Working data:
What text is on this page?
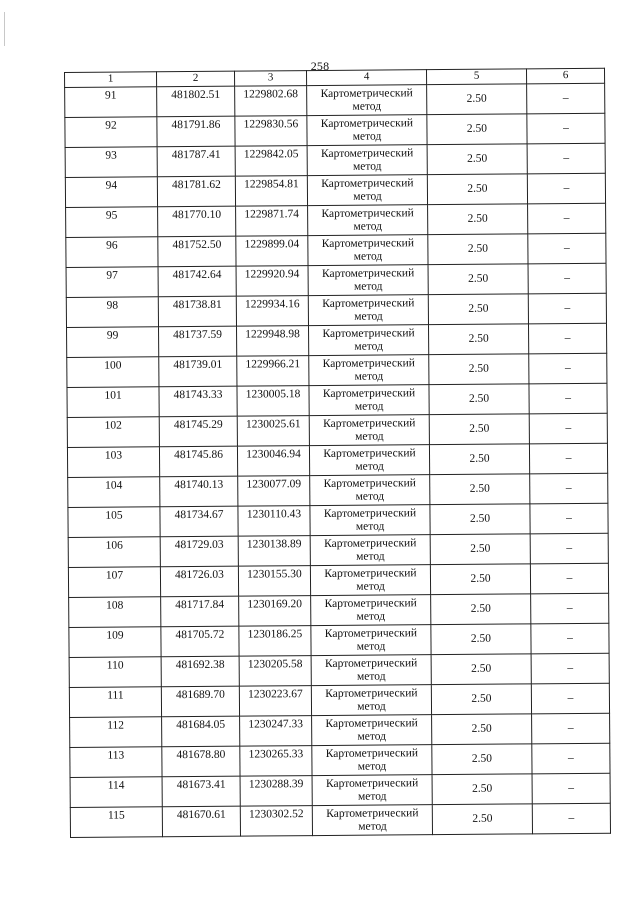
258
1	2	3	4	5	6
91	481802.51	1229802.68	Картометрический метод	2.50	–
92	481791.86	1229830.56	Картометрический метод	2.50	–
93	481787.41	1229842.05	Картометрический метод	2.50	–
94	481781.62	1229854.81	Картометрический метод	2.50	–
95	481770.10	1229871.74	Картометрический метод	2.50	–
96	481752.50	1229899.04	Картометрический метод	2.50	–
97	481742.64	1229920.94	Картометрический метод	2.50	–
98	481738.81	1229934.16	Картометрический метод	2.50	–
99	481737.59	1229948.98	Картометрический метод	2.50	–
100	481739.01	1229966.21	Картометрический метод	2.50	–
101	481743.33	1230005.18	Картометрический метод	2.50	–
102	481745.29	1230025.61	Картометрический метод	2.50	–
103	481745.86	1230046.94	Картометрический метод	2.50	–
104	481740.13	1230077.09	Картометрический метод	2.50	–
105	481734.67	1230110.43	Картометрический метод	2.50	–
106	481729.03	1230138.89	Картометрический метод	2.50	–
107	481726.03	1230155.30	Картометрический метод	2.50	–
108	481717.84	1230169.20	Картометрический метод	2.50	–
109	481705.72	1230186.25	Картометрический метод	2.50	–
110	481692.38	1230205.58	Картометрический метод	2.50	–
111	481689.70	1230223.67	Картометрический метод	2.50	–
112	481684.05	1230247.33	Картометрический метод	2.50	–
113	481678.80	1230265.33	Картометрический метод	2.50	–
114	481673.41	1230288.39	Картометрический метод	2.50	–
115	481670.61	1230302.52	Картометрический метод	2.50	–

* * *

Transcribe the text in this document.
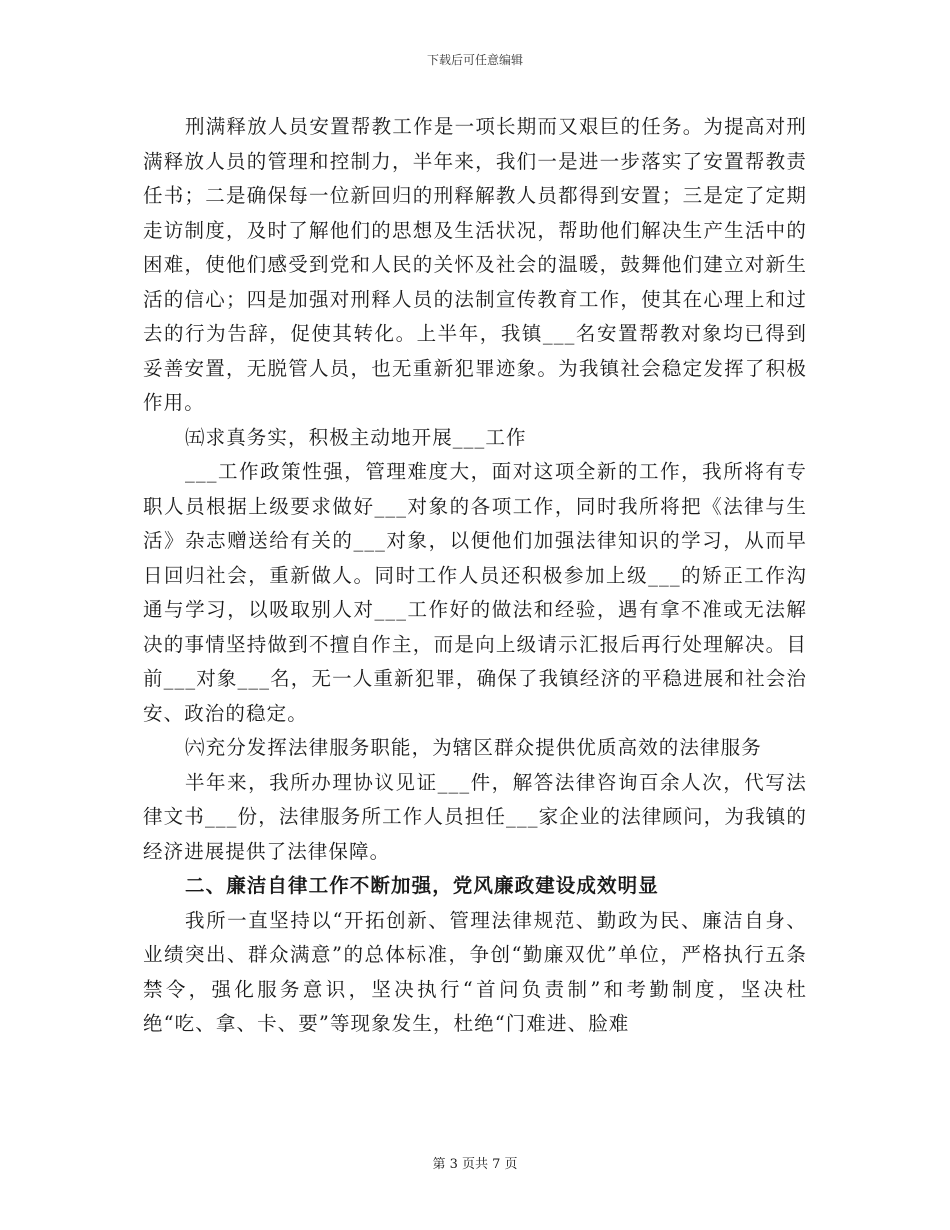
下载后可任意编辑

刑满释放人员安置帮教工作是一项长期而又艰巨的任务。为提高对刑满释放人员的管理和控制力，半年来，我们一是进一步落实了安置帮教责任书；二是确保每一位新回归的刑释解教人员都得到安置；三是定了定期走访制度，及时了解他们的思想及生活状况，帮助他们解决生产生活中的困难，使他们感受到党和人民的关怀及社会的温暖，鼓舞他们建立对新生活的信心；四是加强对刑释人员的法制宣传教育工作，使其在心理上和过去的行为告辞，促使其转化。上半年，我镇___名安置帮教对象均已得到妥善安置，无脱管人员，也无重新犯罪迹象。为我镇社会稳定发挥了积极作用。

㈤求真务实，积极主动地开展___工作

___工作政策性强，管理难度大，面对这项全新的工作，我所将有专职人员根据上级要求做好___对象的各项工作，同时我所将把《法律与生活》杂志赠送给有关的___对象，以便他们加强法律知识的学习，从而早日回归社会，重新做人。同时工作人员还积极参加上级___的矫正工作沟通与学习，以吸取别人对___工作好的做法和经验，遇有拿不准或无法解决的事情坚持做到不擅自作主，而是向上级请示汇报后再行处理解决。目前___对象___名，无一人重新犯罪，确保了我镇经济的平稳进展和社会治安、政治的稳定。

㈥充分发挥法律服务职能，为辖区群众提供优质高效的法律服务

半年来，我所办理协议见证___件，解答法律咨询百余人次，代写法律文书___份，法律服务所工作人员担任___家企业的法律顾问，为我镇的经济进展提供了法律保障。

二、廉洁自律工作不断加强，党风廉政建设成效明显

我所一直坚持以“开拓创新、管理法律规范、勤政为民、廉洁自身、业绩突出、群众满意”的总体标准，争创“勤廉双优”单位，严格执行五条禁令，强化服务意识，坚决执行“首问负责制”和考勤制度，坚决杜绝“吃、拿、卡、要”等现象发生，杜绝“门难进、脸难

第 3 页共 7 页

What is needed: Check every line of the data above for the string "this", and copy those that have it.

Task output:
What text is on this page?
Transcribe the text in this document.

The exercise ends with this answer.